[Dataset entries]
^^^^^^^^^^^^^^^^
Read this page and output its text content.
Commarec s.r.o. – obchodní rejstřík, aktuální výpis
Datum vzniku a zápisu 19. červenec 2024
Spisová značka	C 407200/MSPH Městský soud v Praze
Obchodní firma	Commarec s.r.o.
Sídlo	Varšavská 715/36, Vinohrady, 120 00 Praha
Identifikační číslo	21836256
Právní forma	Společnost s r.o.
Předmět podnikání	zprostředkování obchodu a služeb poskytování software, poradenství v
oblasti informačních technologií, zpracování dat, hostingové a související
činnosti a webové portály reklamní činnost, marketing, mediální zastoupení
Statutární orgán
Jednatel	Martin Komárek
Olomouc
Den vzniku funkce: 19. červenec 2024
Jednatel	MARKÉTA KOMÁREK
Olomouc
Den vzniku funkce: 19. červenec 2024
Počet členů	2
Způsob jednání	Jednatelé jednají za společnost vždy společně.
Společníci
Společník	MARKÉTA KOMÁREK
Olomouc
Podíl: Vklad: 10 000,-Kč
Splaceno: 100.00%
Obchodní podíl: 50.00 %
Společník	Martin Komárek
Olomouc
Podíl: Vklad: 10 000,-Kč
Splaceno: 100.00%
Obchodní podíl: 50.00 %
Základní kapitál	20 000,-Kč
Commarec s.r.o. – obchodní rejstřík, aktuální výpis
^^^^^^^^^^^^^^^^
• **What the exercise asks**
Find the word "Společník" in the entries above and gather every line that holds it.

• **Task solution**
Společník	MARKÉTA KOMÁREK
Společník	Martin Komárek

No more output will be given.